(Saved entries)
■ ■ ■ ■ ■
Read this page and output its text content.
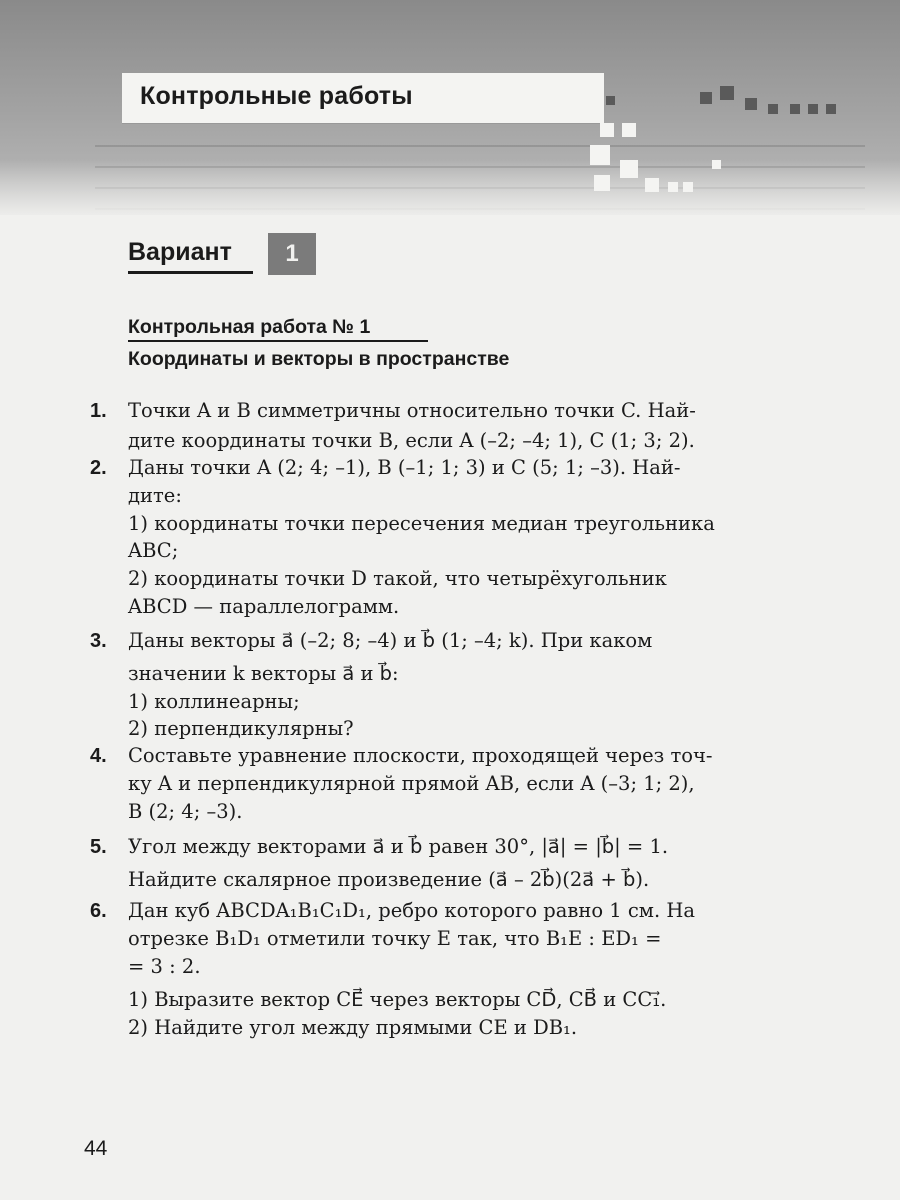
Контрольные работы
Вариант	1
Контрольная работа № 1
Координаты и векторы в пространстве
1. Точки A и B симметричны относительно точки C. Най-
дите координаты точки B, если A (–2; –4; 1), C (1; 3; 2).
2. Даны точки A (2; 4; –1), B (–1; 1; 3) и C (5; 1; –3). Най-
дите:
1) координаты точки пересечения медиан треугольника
ABC;
2) координаты точки D такой, что четырёхугольник
ABCD — параллелограмм.
3. Даны векторы a⃗ (–2; 8; –4) и b⃗ (1; –4; k). При каком
значении k векторы a⃗ и b⃗:
1) коллинеарны;
2) перпендикулярны?
4. Составьте уравнение плоскости, проходящей через точ-
ку A и перпендикулярной прямой AB, если A (–3; 1; 2),
B (2; 4; –3).
5. Угол между векторами a⃗ и b⃗ равен 30°, |a⃗| = |b⃗| = 1.
Найдите скалярное произведение (a⃗ – 2b⃗)(2a⃗ + b⃗).
6. Дан куб ABCDA₁B₁C₁D₁, ребро которого равно 1 см. На
отрезке B₁D₁ отметили точку E так, что B₁E : ED₁ =
= 3 : 2.
1) Выразите вектор CE⃗ через векторы CD⃗, CB⃗ и CC₁⃗.
2) Найдите угол между прямыми CE и DB₁.
44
■ ■ ■ ■ ■
Reproduce each line word for word and drop the pictures.

Read this page and output its text content.
Контрольные работы
Вариант	1
Контрольная работа № 1
Координаты и векторы в пространстве
1. Точки A и B симметричны относительно точки C. Най-
дите координаты точки B, если A (–2; –4; 1), C (1; 3; 2).
2. Даны точки A (2; 4; –1), B (–1; 1; 3) и C (5; 1; –3). Най-
дите:
1) координаты точки пересечения медиан треугольника
ABC;
2) координаты точки D такой, что четырёхугольник
ABCD — параллелограмм.
3. Даны векторы a⃗ (–2; 8; –4) и b⃗ (1; –4; k). При каком
значении k векторы a⃗ и b⃗:
1) коллинеарны;
2) перпендикулярны?
4. Составьте уравнение плоскости, проходящей через точ-
ку A и перпендикулярной прямой AB, если A (–3; 1; 2),
B (2; 4; –3).
5. Угол между векторами a⃗ и b⃗ равен 30°, |a⃗| = |b⃗| = 1.
Найдите скалярное произведение (a⃗ – 2b⃗)(2a⃗ + b⃗).
6. Дан куб ABCDA₁B₁C₁D₁, ребро которого равно 1 см. На
отрезке B₁D₁ отметили точку E так, что B₁E : ED₁ =
= 3 : 2.
1) Выразите вектор CE⃗ через векторы CD⃗, CB⃗ и CC₁⃗.
2) Найдите угол между прямыми CE и DB₁.
44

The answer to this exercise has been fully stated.